Coordinate annotation lines

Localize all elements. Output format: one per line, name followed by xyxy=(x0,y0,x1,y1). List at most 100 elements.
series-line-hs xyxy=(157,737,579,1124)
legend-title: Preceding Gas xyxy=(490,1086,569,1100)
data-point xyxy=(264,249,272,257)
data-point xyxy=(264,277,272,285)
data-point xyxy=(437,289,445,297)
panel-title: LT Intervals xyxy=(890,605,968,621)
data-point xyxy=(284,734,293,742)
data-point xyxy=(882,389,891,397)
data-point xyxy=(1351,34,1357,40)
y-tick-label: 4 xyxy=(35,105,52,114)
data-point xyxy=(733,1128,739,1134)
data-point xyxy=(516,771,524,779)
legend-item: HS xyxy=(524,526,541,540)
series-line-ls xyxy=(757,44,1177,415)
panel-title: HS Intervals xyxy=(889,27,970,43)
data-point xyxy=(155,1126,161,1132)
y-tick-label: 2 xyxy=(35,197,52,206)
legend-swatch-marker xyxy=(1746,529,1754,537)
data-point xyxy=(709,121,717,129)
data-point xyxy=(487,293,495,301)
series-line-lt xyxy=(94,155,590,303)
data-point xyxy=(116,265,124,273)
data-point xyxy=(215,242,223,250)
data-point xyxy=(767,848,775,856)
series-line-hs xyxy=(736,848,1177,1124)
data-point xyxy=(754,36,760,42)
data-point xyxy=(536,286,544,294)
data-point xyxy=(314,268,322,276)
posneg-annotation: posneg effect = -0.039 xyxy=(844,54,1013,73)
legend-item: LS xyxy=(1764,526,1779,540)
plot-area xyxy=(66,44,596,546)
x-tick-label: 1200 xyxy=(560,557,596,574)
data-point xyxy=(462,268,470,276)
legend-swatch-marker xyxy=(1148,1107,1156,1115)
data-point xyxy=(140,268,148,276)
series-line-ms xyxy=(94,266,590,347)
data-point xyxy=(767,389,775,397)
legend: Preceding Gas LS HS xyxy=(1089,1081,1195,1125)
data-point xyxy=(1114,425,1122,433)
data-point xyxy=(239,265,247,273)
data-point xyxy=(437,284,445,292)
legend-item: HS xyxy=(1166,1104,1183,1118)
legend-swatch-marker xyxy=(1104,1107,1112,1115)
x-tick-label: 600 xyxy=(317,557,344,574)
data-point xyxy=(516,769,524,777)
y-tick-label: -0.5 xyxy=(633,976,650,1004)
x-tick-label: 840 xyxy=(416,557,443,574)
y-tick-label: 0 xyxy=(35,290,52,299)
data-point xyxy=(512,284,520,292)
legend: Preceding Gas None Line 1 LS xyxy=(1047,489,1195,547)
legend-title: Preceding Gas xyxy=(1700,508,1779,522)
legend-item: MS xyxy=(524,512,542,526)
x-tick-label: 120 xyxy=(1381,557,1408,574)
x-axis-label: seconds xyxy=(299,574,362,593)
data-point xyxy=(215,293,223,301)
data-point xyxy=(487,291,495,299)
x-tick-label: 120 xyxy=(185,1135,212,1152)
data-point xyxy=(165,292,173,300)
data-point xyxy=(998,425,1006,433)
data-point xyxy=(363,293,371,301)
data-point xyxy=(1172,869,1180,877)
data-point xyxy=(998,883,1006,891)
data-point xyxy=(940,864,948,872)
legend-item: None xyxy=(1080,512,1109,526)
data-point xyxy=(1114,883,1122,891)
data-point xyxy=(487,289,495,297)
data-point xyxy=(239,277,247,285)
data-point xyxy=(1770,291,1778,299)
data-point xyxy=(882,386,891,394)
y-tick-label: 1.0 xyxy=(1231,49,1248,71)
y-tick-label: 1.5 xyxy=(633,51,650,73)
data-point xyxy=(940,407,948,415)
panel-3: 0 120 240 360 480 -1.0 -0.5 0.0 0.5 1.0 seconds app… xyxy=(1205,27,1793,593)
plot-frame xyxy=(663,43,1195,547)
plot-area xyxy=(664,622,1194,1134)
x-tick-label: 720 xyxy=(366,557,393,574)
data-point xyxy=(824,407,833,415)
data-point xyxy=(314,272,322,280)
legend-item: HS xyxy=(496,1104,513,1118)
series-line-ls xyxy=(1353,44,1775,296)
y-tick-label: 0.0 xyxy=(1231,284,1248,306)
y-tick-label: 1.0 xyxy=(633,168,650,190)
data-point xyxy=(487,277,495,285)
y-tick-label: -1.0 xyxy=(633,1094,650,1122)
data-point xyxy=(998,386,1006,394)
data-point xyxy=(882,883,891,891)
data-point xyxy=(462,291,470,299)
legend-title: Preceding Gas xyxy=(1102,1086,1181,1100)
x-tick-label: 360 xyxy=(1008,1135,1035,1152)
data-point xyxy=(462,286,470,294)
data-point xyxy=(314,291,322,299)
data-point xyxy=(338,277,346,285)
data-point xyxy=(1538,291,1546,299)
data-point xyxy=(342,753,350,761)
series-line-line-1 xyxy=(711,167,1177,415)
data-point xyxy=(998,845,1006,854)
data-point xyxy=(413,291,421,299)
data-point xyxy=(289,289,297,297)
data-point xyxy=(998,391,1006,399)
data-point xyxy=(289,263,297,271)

[Short problem] Copy the lines above word for word, starting at the first line and ending at the line that contains "data-point xyxy=(165,292,173,300)", with both of those lines included.

[Written solution]
Localize all elements. Output format: one per line, name followed by xyxy=(x0,y0,x1,y1). List at most 100 elements.
series-line-hs xyxy=(157,737,579,1124)
legend-title: Preceding Gas xyxy=(490,1086,569,1100)
data-point xyxy=(264,249,272,257)
data-point xyxy=(264,277,272,285)
data-point xyxy=(437,289,445,297)
panel-title: LT Intervals xyxy=(890,605,968,621)
data-point xyxy=(284,734,293,742)
data-point xyxy=(882,389,891,397)
data-point xyxy=(1351,34,1357,40)
y-tick-label: 4 xyxy=(35,105,52,114)
data-point xyxy=(733,1128,739,1134)
data-point xyxy=(516,771,524,779)
legend-item: HS xyxy=(524,526,541,540)
series-line-ls xyxy=(757,44,1177,415)
panel-title: HS Intervals xyxy=(889,27,970,43)
data-point xyxy=(155,1126,161,1132)
y-tick-label: 2 xyxy=(35,197,52,206)
legend-swatch-marker xyxy=(1746,529,1754,537)
data-point xyxy=(709,121,717,129)
data-point xyxy=(487,293,495,301)
series-line-lt xyxy=(94,155,590,303)
data-point xyxy=(116,265,124,273)
data-point xyxy=(215,242,223,250)
data-point xyxy=(767,848,775,856)
series-line-hs xyxy=(736,848,1177,1124)
data-point xyxy=(754,36,760,42)
data-point xyxy=(536,286,544,294)
data-point xyxy=(314,268,322,276)
posneg-annotation: posneg effect = -0.039 xyxy=(844,54,1013,73)
legend-item: LS xyxy=(1764,526,1779,540)
plot-area xyxy=(66,44,596,546)
x-tick-label: 1200 xyxy=(560,557,596,574)
data-point xyxy=(462,268,470,276)
legend-swatch-marker xyxy=(1148,1107,1156,1115)
data-point xyxy=(140,268,148,276)
series-line-ms xyxy=(94,266,590,347)
data-point xyxy=(767,389,775,397)
legend: Preceding Gas LS HS xyxy=(1089,1081,1195,1125)
data-point xyxy=(1114,425,1122,433)
data-point xyxy=(239,265,247,273)
data-point xyxy=(437,284,445,292)
legend-item: HS xyxy=(1166,1104,1183,1118)
legend-swatch-marker xyxy=(1104,1107,1112,1115)
x-tick-label: 600 xyxy=(317,557,344,574)
data-point xyxy=(516,769,524,777)
y-tick-label: -0.5 xyxy=(633,976,650,1004)
x-tick-label: 840 xyxy=(416,557,443,574)
y-tick-label: 0 xyxy=(35,290,52,299)
data-point xyxy=(512,284,520,292)
legend: Preceding Gas None Line 1 LS xyxy=(1047,489,1195,547)
legend-title: Preceding Gas xyxy=(1700,508,1779,522)
legend-item: MS xyxy=(524,512,542,526)
x-tick-label: 120 xyxy=(1381,557,1408,574)
x-axis-label: seconds xyxy=(299,574,362,593)
data-point xyxy=(215,293,223,301)
data-point xyxy=(487,291,495,299)
x-tick-label: 120 xyxy=(185,1135,212,1152)
data-point xyxy=(165,292,173,300)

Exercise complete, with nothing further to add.